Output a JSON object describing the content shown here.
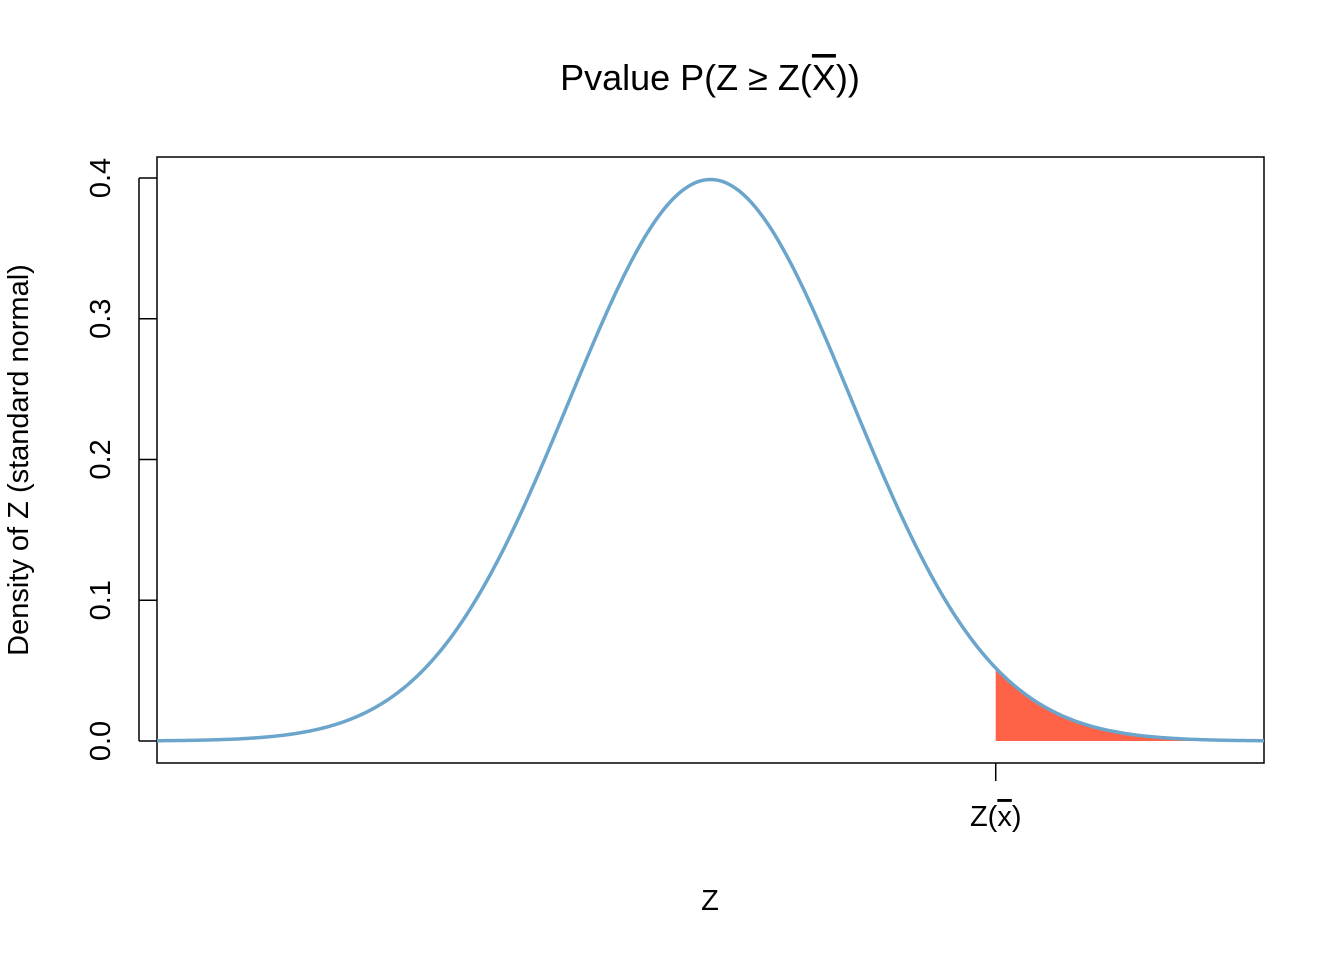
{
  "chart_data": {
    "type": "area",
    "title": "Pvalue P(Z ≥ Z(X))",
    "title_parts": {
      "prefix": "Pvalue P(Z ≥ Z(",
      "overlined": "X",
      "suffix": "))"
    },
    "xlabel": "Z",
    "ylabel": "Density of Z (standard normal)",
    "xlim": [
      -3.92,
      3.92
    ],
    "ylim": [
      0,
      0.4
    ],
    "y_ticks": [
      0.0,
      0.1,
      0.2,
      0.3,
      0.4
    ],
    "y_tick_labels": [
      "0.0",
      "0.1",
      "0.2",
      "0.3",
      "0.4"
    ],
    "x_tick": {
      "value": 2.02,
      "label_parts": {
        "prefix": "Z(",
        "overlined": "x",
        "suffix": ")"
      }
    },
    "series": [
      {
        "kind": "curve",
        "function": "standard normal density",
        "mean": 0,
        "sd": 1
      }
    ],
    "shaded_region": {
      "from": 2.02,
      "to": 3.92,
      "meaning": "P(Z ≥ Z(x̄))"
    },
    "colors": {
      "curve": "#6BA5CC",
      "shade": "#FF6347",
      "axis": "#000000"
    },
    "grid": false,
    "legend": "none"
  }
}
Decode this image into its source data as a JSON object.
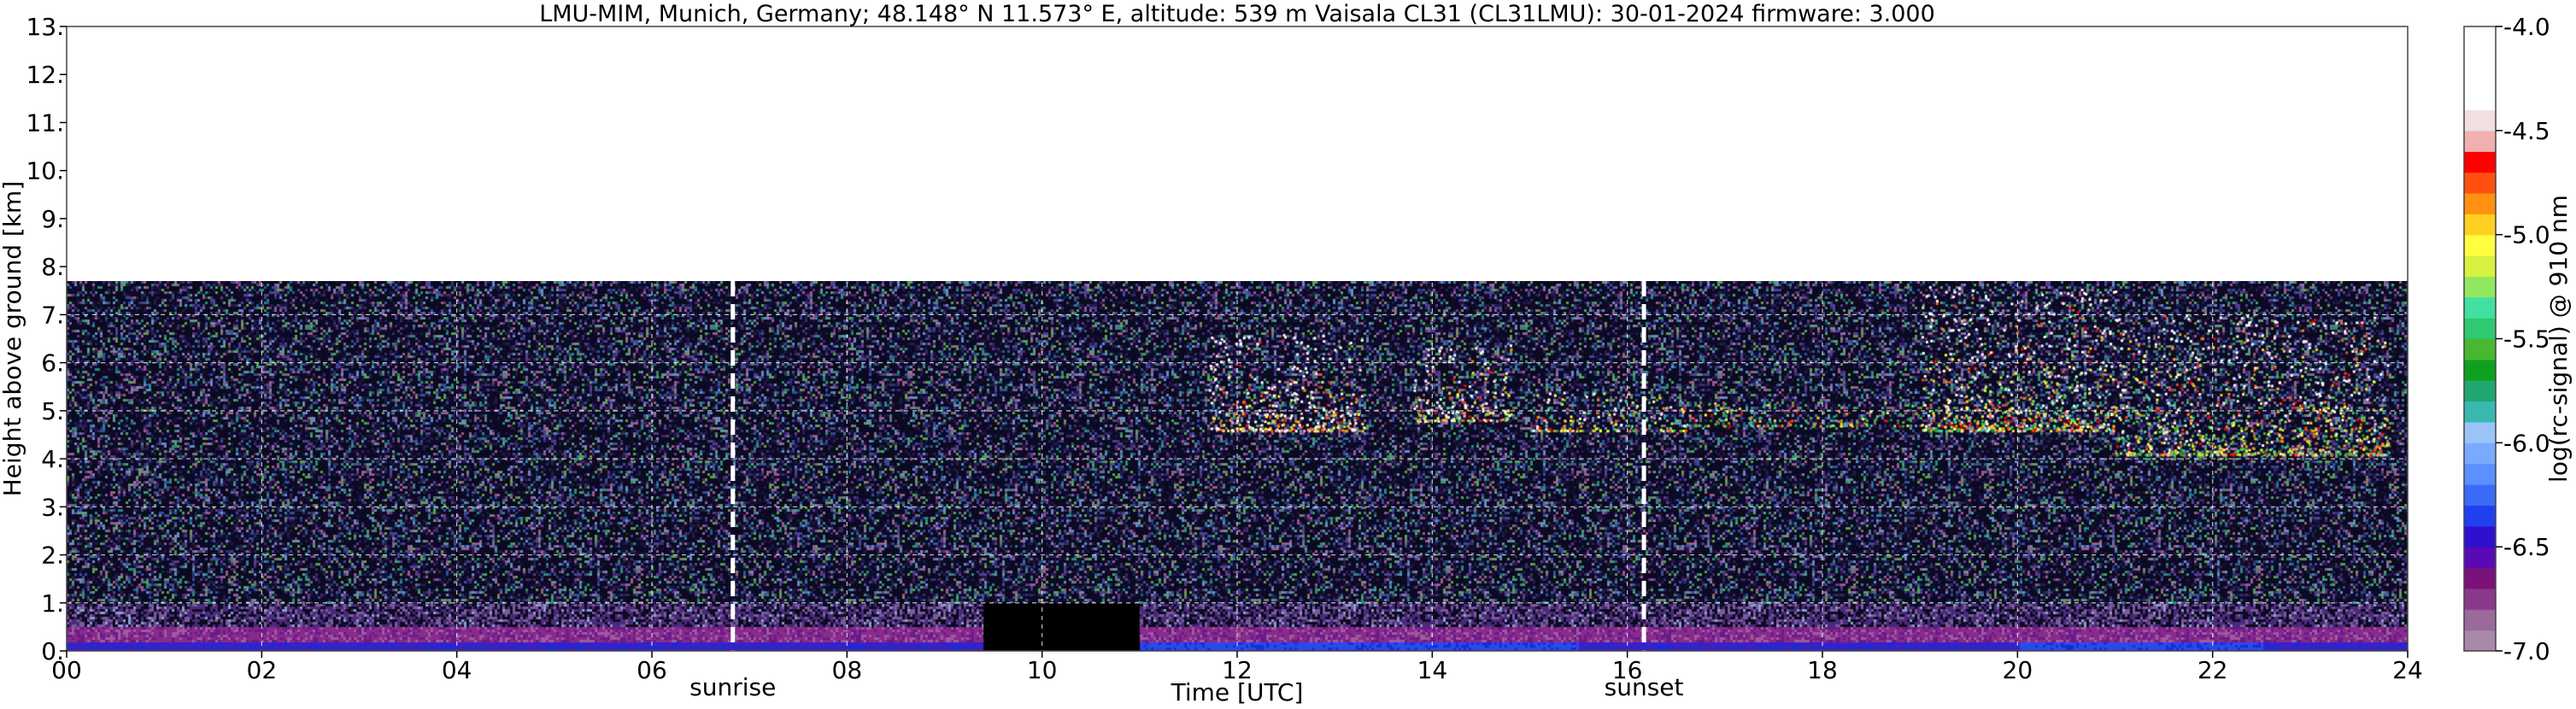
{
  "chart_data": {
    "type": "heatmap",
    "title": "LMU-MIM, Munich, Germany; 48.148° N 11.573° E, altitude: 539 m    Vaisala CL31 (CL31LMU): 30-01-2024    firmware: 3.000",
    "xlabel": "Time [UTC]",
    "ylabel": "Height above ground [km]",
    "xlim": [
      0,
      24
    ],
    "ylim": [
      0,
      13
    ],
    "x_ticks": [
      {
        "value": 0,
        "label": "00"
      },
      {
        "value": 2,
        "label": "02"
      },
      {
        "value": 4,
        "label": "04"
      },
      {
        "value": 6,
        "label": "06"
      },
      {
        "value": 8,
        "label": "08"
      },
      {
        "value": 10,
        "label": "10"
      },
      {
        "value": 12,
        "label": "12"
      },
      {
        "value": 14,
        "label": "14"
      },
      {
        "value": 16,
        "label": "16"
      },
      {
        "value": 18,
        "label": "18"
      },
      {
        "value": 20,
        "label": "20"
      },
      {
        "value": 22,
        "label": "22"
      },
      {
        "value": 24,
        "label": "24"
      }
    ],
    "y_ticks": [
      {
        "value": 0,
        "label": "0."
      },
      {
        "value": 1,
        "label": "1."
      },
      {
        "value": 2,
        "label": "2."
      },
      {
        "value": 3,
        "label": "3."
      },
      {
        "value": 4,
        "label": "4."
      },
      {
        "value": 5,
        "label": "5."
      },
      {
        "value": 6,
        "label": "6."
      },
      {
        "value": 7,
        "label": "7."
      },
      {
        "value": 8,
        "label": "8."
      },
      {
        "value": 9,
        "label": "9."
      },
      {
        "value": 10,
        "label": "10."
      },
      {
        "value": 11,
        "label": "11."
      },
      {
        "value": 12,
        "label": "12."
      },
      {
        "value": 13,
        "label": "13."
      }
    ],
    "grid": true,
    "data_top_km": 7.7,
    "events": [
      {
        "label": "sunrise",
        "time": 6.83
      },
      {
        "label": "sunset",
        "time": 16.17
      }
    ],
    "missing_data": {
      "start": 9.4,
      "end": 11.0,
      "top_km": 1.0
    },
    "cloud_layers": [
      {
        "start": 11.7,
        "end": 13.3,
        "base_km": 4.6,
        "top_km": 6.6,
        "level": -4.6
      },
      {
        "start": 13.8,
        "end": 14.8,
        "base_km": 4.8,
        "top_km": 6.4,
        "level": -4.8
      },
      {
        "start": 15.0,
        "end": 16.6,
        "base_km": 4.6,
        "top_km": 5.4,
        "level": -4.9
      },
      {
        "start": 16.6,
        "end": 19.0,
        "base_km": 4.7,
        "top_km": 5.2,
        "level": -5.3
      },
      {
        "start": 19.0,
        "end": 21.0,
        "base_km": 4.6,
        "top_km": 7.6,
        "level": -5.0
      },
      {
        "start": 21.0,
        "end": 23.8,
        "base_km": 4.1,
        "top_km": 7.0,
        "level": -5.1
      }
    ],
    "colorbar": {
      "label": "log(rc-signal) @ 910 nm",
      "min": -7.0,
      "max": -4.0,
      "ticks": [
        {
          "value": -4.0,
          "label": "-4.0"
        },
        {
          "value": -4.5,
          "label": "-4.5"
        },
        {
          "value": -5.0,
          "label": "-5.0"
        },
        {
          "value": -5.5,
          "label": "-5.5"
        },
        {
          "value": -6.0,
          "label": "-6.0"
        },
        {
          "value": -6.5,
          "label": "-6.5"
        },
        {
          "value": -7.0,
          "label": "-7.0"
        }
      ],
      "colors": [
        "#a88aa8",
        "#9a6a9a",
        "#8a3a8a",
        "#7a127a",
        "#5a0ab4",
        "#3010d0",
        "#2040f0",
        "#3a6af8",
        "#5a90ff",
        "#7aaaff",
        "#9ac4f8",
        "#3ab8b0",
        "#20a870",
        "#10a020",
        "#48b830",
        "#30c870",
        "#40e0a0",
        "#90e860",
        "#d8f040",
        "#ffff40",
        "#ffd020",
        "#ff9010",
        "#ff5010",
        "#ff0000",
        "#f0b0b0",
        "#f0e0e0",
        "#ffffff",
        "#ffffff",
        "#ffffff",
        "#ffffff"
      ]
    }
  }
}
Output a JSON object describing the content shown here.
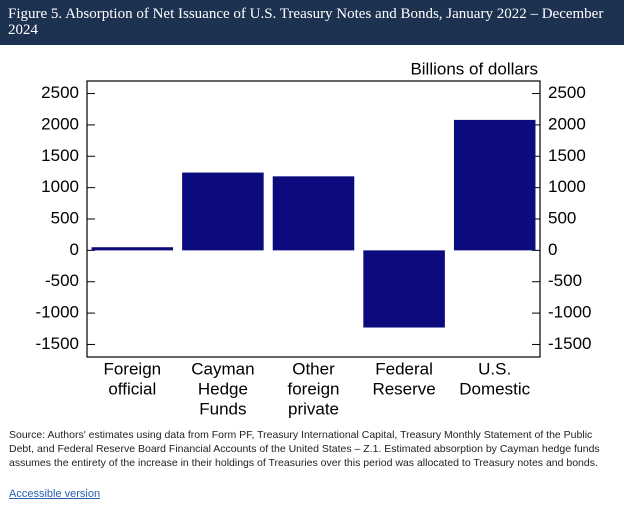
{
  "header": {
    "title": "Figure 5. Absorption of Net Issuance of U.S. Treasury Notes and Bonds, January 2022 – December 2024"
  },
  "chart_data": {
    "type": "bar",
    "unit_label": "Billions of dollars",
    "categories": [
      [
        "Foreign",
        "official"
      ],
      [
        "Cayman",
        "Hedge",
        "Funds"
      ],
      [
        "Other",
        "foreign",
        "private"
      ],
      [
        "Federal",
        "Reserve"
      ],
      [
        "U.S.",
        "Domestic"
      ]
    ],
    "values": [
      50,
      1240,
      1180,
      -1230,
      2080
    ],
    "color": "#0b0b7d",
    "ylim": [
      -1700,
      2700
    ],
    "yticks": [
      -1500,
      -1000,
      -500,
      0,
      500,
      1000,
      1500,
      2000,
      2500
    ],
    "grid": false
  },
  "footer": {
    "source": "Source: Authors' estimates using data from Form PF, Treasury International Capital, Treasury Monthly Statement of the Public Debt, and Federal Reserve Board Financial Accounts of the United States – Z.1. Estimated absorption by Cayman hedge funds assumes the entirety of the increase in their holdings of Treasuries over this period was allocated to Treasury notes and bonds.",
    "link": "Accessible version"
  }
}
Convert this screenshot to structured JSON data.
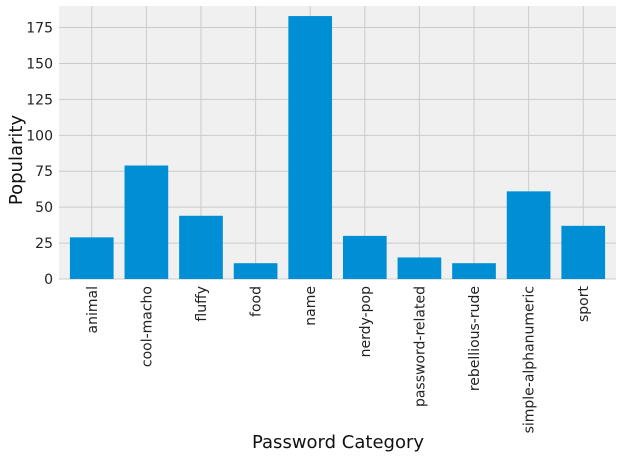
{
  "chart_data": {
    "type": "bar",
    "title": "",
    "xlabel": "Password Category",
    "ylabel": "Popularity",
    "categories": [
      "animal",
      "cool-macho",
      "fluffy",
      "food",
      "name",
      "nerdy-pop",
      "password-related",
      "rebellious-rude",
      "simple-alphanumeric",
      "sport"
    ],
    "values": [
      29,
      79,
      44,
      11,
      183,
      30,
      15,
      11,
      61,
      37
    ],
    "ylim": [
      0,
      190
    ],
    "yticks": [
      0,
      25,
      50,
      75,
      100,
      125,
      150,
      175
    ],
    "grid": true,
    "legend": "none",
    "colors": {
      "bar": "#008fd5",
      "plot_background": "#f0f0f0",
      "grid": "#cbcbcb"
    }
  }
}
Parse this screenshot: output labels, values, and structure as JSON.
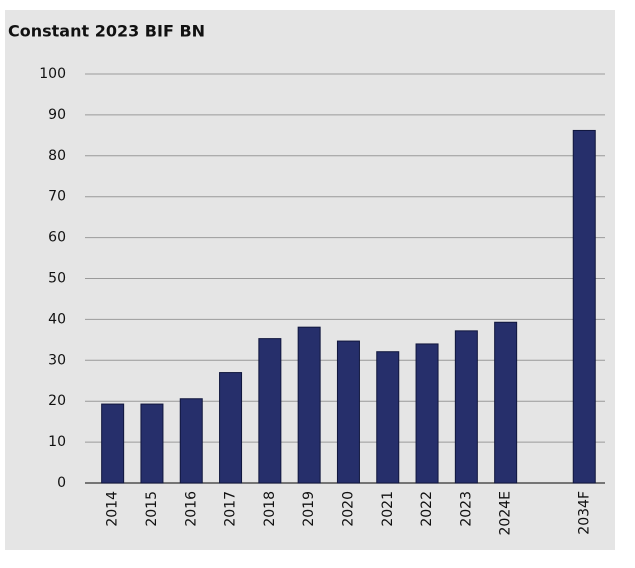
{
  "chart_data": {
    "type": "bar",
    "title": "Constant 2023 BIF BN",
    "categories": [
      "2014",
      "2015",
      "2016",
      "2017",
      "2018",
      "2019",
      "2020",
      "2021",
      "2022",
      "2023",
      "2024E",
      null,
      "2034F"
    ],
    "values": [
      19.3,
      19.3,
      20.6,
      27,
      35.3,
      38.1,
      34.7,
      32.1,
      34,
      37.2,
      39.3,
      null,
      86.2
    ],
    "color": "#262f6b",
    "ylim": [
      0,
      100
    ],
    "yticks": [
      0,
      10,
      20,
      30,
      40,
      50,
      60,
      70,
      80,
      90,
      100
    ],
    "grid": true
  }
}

===============

Task objective
Reproduce verbatim, and only, the lines starting at the one that contains "Parse this screenshot: output" and ending with the final line of the records; leave out the pictures.

The completed task
Parse this screenshot: output labels, values, and structure as JSON.
{
  "chart_data": {
    "type": "bar",
    "title": "Constant 2023 BIF BN",
    "categories": [
      "2014",
      "2015",
      "2016",
      "2017",
      "2018",
      "2019",
      "2020",
      "2021",
      "2022",
      "2023",
      "2024E",
      null,
      "2034F"
    ],
    "values": [
      19.3,
      19.3,
      20.6,
      27,
      35.3,
      38.1,
      34.7,
      32.1,
      34,
      37.2,
      39.3,
      null,
      86.2
    ],
    "color": "#262f6b",
    "ylim": [
      0,
      100
    ],
    "yticks": [
      0,
      10,
      20,
      30,
      40,
      50,
      60,
      70,
      80,
      90,
      100
    ],
    "grid": true
  }
}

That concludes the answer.